--- begin ---

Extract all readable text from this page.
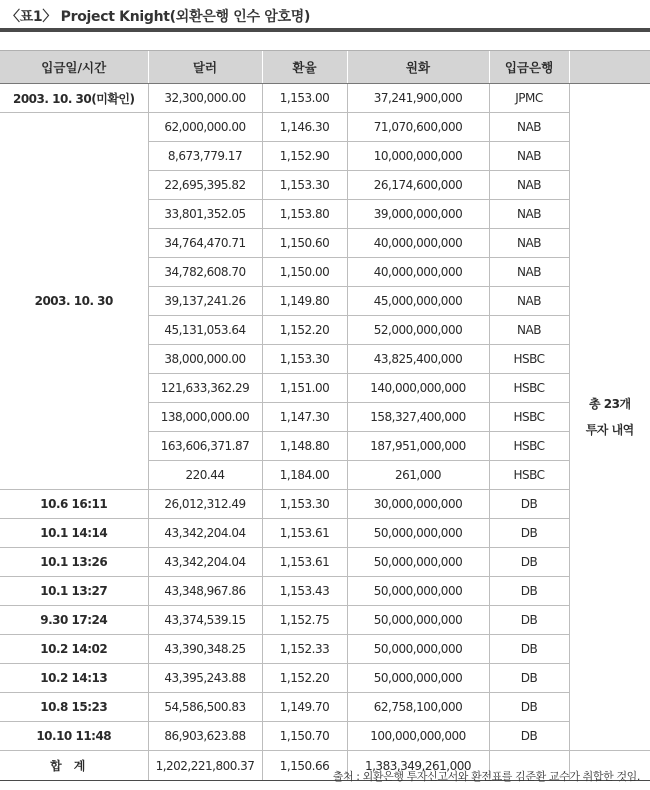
〈표1〉 Project Knight(외환은행 인수 암호명)
입금일/시간	달러	환율	원화	입금은행	
2003. 10. 30(미확인)	32,300,000.00	1,153.00	37,241,900,000	JPMC	총 23개
투자 내역

2003. 10. 30	62,000,000.00	1,146.30	71,070,600,000	NAB	
	8,673,779.17	1,152.90	10,000,000,000	NAB	
	22,695,395.82	1,153.30	26,174,600,000	NAB	
	33,801,352.05	1,153.80	39,000,000,000	NAB	
	34,764,470.71	1,150.60	40,000,000,000	NAB	
	34,782,608.70	1,150.00	40,000,000,000	NAB	
	39,137,241.26	1,149.80	45,000,000,000	NAB	
	45,131,053.64	1,152.20	52,000,000,000	NAB	
	38,000,000.00	1,153.30	43,825,400,000	HSBC	
	121,633,362.29	1,151.00	140,000,000,000	HSBC	
	138,000,000.00	1,147.30	158,327,400,000	HSBC	
	163,606,371.87	1,148.80	187,951,000,000	HSBC	
	220.44	1,184.00	261,000	HSBC	
10.6 16:11	26,012,312.49	1,153.30	30,000,000,000	DB	
10.1 14:14	43,342,204.04	1,153.61	50,000,000,000	DB	
10.1 13:26	43,342,204.04	1,153.61	50,000,000,000	DB	
10.1 13:27	43,348,967.86	1,153.43	50,000,000,000	DB	
9.30 17:24	43,374,539.15	1,152.75	50,000,000,000	DB	
10.2 14:02	43,390,348.25	1,152.33	50,000,000,000	DB	
10.2 14:13	43,395,243.88	1,152.20	50,000,000,000	DB	
10.8 15:23	54,586,500.83	1,149.70	62,758,100,000	DB	
10.10 11:48	86,903,623.88	1,150.70	100,000,000,000	DB	
합계	1,202,221,800.37	1,150.66	1,383,349,261,000		
출처 : 외환은행 투자신고서와 환전표를 김준환 교수가 취합한 것임.
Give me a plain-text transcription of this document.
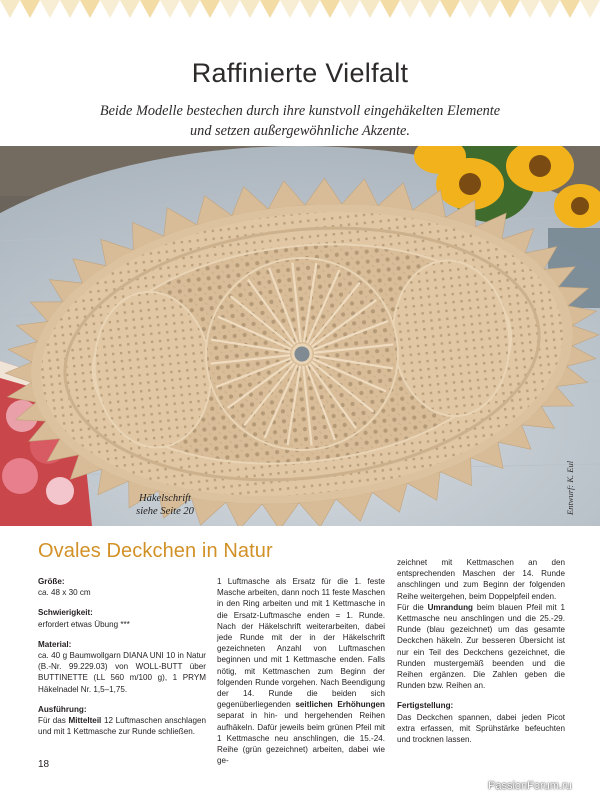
Raffinierte Vielfalt
Beide Modelle bestechen durch ihre kunstvoll eingehäkelten Elemente
und setzen außergewöhnliche Akzente.
Häkelschrift
siehe Seite 20	Entwurf: K. Eul
Ovales Deckchen in Natur

Größe:

ca. 48 x 30 cm

Schwierigkeit:

erfordert etwas Übung ***

Material:

ca. 40 g Baumwollgarn DIANA UNI 10 in Natur (B.-Nr. 99.229.03) von WOLL-BUTT über BUTTINETTE (LL 560 m/100 g), 1 PRYM Häkelnadel Nr. 1,5–1,75.

Ausführung:

Für das Mittelteil 12 Luftmaschen anschlagen und mit 1 Kettmasche zur Runde schließen.

1 Luftmasche als Ersatz für die 1. feste Masche arbeiten, dann noch 11 feste Maschen in den Ring arbeiten und mit 1 Kettmasche in die Ersatz-Luftmasche enden = 1. Runde. Nach der Häkelschrift weiterarbeiten, dabei jede Runde mit der in der Häkelschrift gezeichneten Anzahl von Luftmaschen beginnen und mit 1 Kettmasche enden. Falls nötig, mit Kettmaschen zum Beginn der folgenden Runde vorgehen. Nach Beendigung der 14. Runde die beiden sich gegenüberliegenden seitlichen Erhöhungen separat in hin- und hergehenden Reihen aufhäkeln. Dafür jeweils beim grünen Pfeil mit 1 Kettmasche neu anschlingen, die 15.-24. Reihe (grün gezeichnet) arbeiten, dabei wie ge-

zeichnet mit Kettmaschen an den entsprechenden Maschen der 14. Runde anschlingen und zum Beginn der folgenden Reihe weitergehen, beim Doppelpfeil enden.

Für die Umrandung beim blauen Pfeil mit 1 Kettmasche neu anschlingen und die 25.-29. Runde (blau gezeichnet) um das gesamte Deckchen häkeln. Zur besseren Übersicht ist nur ein Teil des Deckchens gezeichnet, die Runden mustergemäß beenden und die Reihen ergänzen. Die Zahlen geben die Runden bzw. Reihen an.

Fertigstellung:

Das Deckchen spannen, dabei jeden Picot extra erfassen, mit Sprühstärke befeuchten und trocknen lassen.

18
PassionForum.ru
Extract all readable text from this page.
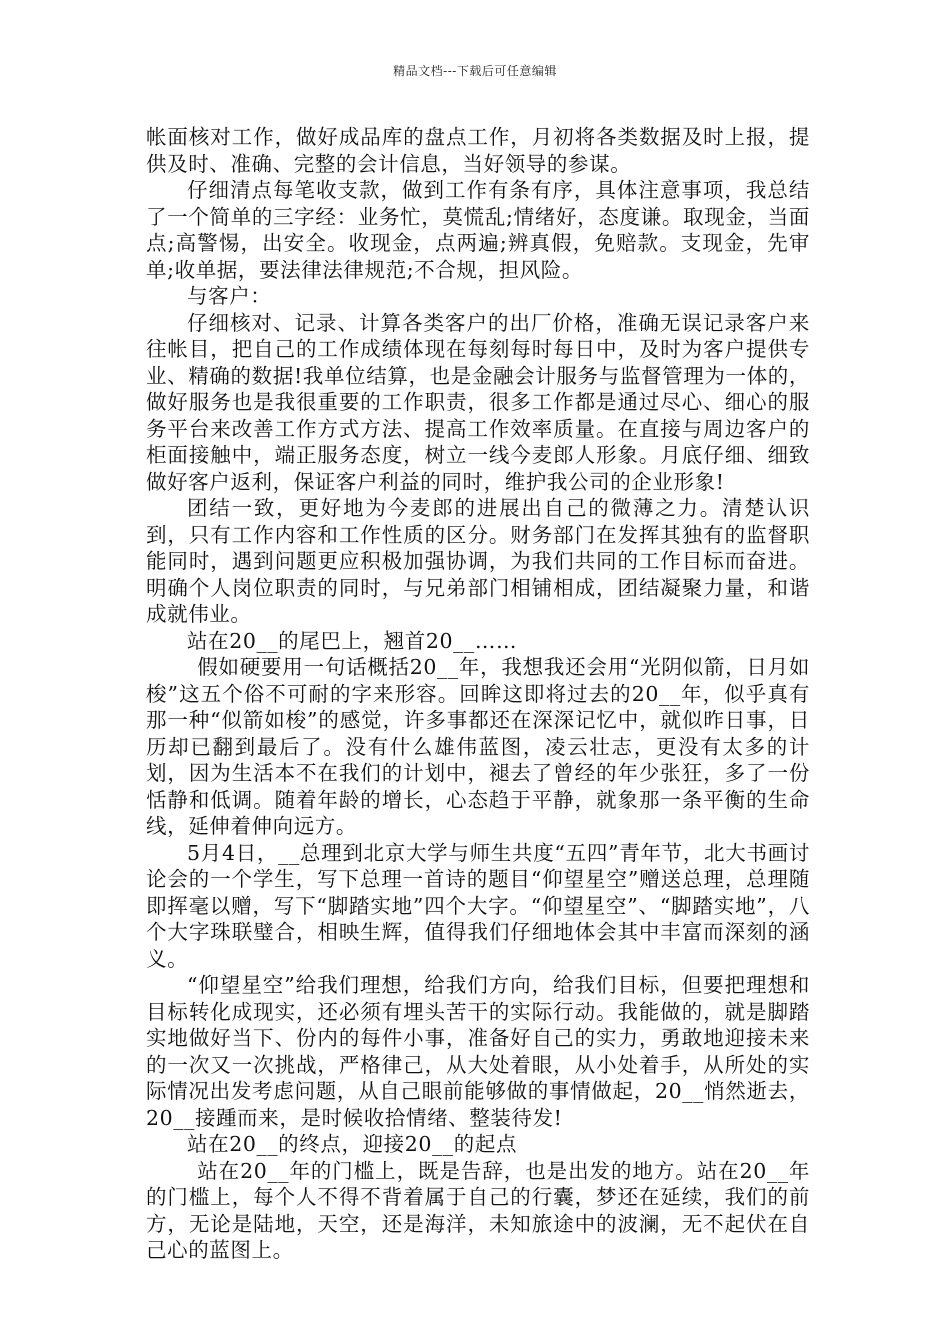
精品文档---下载后可任意编辑

帐面核对工作，做好成品库的盘点工作，月初将各类数据及时上报，提供及时、准确、完整的会计信息，当好领导的参谋。

仔细清点每笔收支款，做到工作有条有序，具体注意事项，我总结了一个简单的三字经：业务忙，莫慌乱;情绪好，态度谦。取现金，当面点;高警惕，出安全。收现金，点两遍;辨真假，免赔款。支现金，先审单;收单据，要法律法律规范;不合规，担风险。

与客户：

仔细核对、记录、计算各类客户的出厂价格，准确无误记录客户来往帐目，把自己的工作成绩体现在每刻每时每日中，及时为客户提供专业、精确的数据!我单位结算，也是金融会计服务与监督管理为一体的，做好服务也是我很重要的工作职责，很多工作都是通过尽心、细心的服务平台来改善工作方式方法、提高工作效率质量。在直接与周边客户的柜面接触中，端正服务态度，树立一线今麦郎人形象。月底仔细、细致做好客户返利，保证客户利益的同时，维护我公司的企业形象!

团结一致，更好地为今麦郎的进展出自己的微薄之力。清楚认识到，只有工作内容和工作性质的区分。财务部门在发挥其独有的监督职能同时，遇到问题更应积极加强协调，为我们共同的工作目标而奋进。明确个人岗位职责的同时，与兄弟部门相铺相成，团结凝聚力量，和谐成就伟业。

站在20__的尾巴上，翘首20__……

假如硬要用一句话概括20__年，我想我还会用“光阴似箭，日月如梭”这五个俗不可耐的字来形容。回眸这即将过去的20__年，似乎真有那一种“似箭如梭”的感觉，许多事都还在深深记忆中，就似昨日事，日历却已翻到最后了。没有什么雄伟蓝图，凌云壮志，更没有太多的计划，因为生活本不在我们的计划中，褪去了曾经的年少张狂，多了一份恬静和低调。随着年龄的增长，心态趋于平静，就象那一条平衡的生命线，延伸着伸向远方。

5月4日，__总理到北京大学与师生共度“五四”青年节，北大书画讨论会的一个学生，写下总理一首诗的题目“仰望星空”赠送总理，总理随即挥毫以赠，写下“脚踏实地”四个大字。“仰望星空”、“脚踏实地”，八个大字珠联璧合，相映生辉，值得我们仔细地体会其中丰富而深刻的涵义。

“仰望星空”给我们理想，给我们方向，给我们目标，但要把理想和目标转化成现实，还必须有埋头苦干的实际行动。我能做的，就是脚踏实地做好当下、份内的每件小事，准备好自己的实力，勇敢地迎接未来的一次又一次挑战，严格律己，从大处着眼，从小处着手，从所处的实际情况出发考虑问题，从自己眼前能够做的事情做起，20__悄然逝去，20__接踵而来，是时候收拾情绪、整装待发!

站在20__的终点，迎接20__的起点

站在20__年的门槛上，既是告辞，也是出发的地方。站在20__年的门槛上，每个人不得不背着属于自己的行囊，梦还在延续，我们的前方，无论是陆地，天空，还是海洋，未知旅途中的波澜，无不起伏在自己心的蓝图上。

--- end ---

▶ [Your objective] Above are records with pictures; repeat the records exactly and leave the pictures out.

▶ [Solution for this exercise]
Extract all readable text from this page.
〈표1〉 Project Knight(외환은행 인수 암호명)
입금일/시간	달러	환율	원화	입금은행	
2003. 10. 30(미확인)	32,300,000.00	1,153.00	37,241,900,000	JPMC	총 23개
투자 내역

2003. 10. 30	62,000,000.00	1,146.30	71,070,600,000	NAB	
	8,673,779.17	1,152.90	10,000,000,000	NAB	
	22,695,395.82	1,153.30	26,174,600,000	NAB	
	33,801,352.05	1,153.80	39,000,000,000	NAB	
	34,764,470.71	1,150.60	40,000,000,000	NAB	
	34,782,608.70	1,150.00	40,000,000,000	NAB	
	39,137,241.26	1,149.80	45,000,000,000	NAB	
	45,131,053.64	1,152.20	52,000,000,000	NAB	
	38,000,000.00	1,153.30	43,825,400,000	HSBC	
	121,633,362.29	1,151.00	140,000,000,000	HSBC	
	138,000,000.00	1,147.30	158,327,400,000	HSBC	
	163,606,371.87	1,148.80	187,951,000,000	HSBC	
	220.44	1,184.00	261,000	HSBC	
10.6 16:11	26,012,312.49	1,153.30	30,000,000,000	DB	
10.1 14:14	43,342,204.04	1,153.61	50,000,000,000	DB	
10.1 13:26	43,342,204.04	1,153.61	50,000,000,000	DB	
10.1 13:27	43,348,967.86	1,153.43	50,000,000,000	DB	
9.30 17:24	43,374,539.15	1,152.75	50,000,000,000	DB	
10.2 14:02	43,390,348.25	1,152.33	50,000,000,000	DB	
10.2 14:13	43,395,243.88	1,152.20	50,000,000,000	DB	
10.8 15:23	54,586,500.83	1,149.70	62,758,100,000	DB	
10.10 11:48	86,903,623.88	1,150.70	100,000,000,000	DB	
합계	1,202,221,800.37	1,150.66	1,383,349,261,000		
출처 : 외환은행 투자신고서와 환전표를 김준환 교수가 취합한 것임.
Give me a plain-text transcription of this document.
Raffinierte Vielfalt
Beide Modelle bestechen durch ihre kunstvoll eingehäkelten Elemente
und setzen außergewöhnliche Akzente.
Häkelschrift
siehe Seite 20	Entwurf: K. Eul
Ovales Deckchen in Natur

Größe:

ca. 48 x 30 cm

Schwierigkeit:

erfordert etwas Übung ***

Material:

ca. 40 g Baumwollgarn DIANA UNI 10 in Natur (B.-Nr. 99.229.03) von WOLL-BUTT über BUTTINETTE (LL 560 m/100 g), 1 PRYM Häkelnadel Nr. 1,5–1,75.

Ausführung:

Für das Mittelteil 12 Luftmaschen anschlagen und mit 1 Kettmasche zur Runde schließen.

1 Luftmasche als Ersatz für die 1. feste Masche arbeiten, dann noch 11 feste Maschen in den Ring arbeiten und mit 1 Kettmasche in die Ersatz-Luftmasche enden = 1. Runde. Nach der Häkelschrift weiterarbeiten, dabei jede Runde mit der in der Häkelschrift gezeichneten Anzahl von Luftmaschen beginnen und mit 1 Kettmasche enden. Falls nötig, mit Kettmaschen zum Beginn der folgenden Runde vorgehen. Nach Beendigung der 14. Runde die beiden sich gegenüberliegenden seitlichen Erhöhungen separat in hin- und hergehenden Reihen aufhäkeln. Dafür jeweils beim grünen Pfeil mit 1 Kettmasche neu anschlingen, die 15.-24. Reihe (grün gezeichnet) arbeiten, dabei wie ge-

zeichnet mit Kettmaschen an den entsprechenden Maschen der 14. Runde anschlingen und zum Beginn der folgenden Reihe weitergehen, beim Doppelpfeil enden.

Für die Umrandung beim blauen Pfeil mit 1 Kettmasche neu anschlingen und die 25.-29. Runde (blau gezeichnet) um das gesamte Deckchen häkeln. Zur besseren Übersicht ist nur ein Teil des Deckchens gezeichnet, die Runden mustergemäß beenden und die Reihen ergänzen. Die Zahlen geben die Runden bzw. Reihen an.

Fertigstellung:

Das Deckchen spannen, dabei jeden Picot extra erfassen, mit Sprühstärke befeuchten und trocknen lassen.

18
PassionForum.ru
Extract all readable text from this page.
精品文档---下载后可任意编辑

帐面核对工作，做好成品库的盘点工作，月初将各类数据及时上报，提供及时、准确、完整的会计信息，当好领导的参谋。

仔细清点每笔收支款，做到工作有条有序，具体注意事项，我总结了一个简单的三字经：业务忙，莫慌乱;情绪好，态度谦。取现金，当面点;高警惕，出安全。收现金，点两遍;辨真假，免赔款。支现金，先审单;收单据，要法律法律规范;不合规，担风险。

与客户：

仔细核对、记录、计算各类客户的出厂价格，准确无误记录客户来往帐目，把自己的工作成绩体现在每刻每时每日中，及时为客户提供专业、精确的数据!我单位结算，也是金融会计服务与监督管理为一体的，做好服务也是我很重要的工作职责，很多工作都是通过尽心、细心的服务平台来改善工作方式方法、提高工作效率质量。在直接与周边客户的柜面接触中，端正服务态度，树立一线今麦郎人形象。月底仔细、细致做好客户返利，保证客户利益的同时，维护我公司的企业形象!

团结一致，更好地为今麦郎的进展出自己的微薄之力。清楚认识到，只有工作内容和工作性质的区分。财务部门在发挥其独有的监督职能同时，遇到问题更应积极加强协调，为我们共同的工作目标而奋进。明确个人岗位职责的同时，与兄弟部门相铺相成，团结凝聚力量，和谐成就伟业。

站在20__的尾巴上，翘首20__……

假如硬要用一句话概括20__年，我想我还会用“光阴似箭，日月如梭”这五个俗不可耐的字来形容。回眸这即将过去的20__年，似乎真有那一种“似箭如梭”的感觉，许多事都还在深深记忆中，就似昨日事，日历却已翻到最后了。没有什么雄伟蓝图，凌云壮志，更没有太多的计划，因为生活本不在我们的计划中，褪去了曾经的年少张狂，多了一份恬静和低调。随着年龄的增长，心态趋于平静，就象那一条平衡的生命线，延伸着伸向远方。

5月4日，__总理到北京大学与师生共度“五四”青年节，北大书画讨论会的一个学生，写下总理一首诗的题目“仰望星空”赠送总理，总理随即挥毫以赠，写下“脚踏实地”四个大字。“仰望星空”、“脚踏实地”，八个大字珠联璧合，相映生辉，值得我们仔细地体会其中丰富而深刻的涵义。

“仰望星空”给我们理想，给我们方向，给我们目标，但要把理想和目标转化成现实，还必须有埋头苦干的实际行动。我能做的，就是脚踏实地做好当下、份内的每件小事，准备好自己的实力，勇敢地迎接未来的一次又一次挑战，严格律己，从大处着眼，从小处着手，从所处的实际情况出发考虑问题，从自己眼前能够做的事情做起，20__悄然逝去，20__接踵而来，是时候收拾情绪、整装待发!

站在20__的终点，迎接20__的起点

站在20__年的门槛上，既是告辞，也是出发的地方。站在20__年的门槛上，每个人不得不背着属于自己的行囊，梦还在延续，我们的前方，无论是陆地，天空，还是海洋，未知旅途中的波澜，无不起伏在自己心的蓝图上。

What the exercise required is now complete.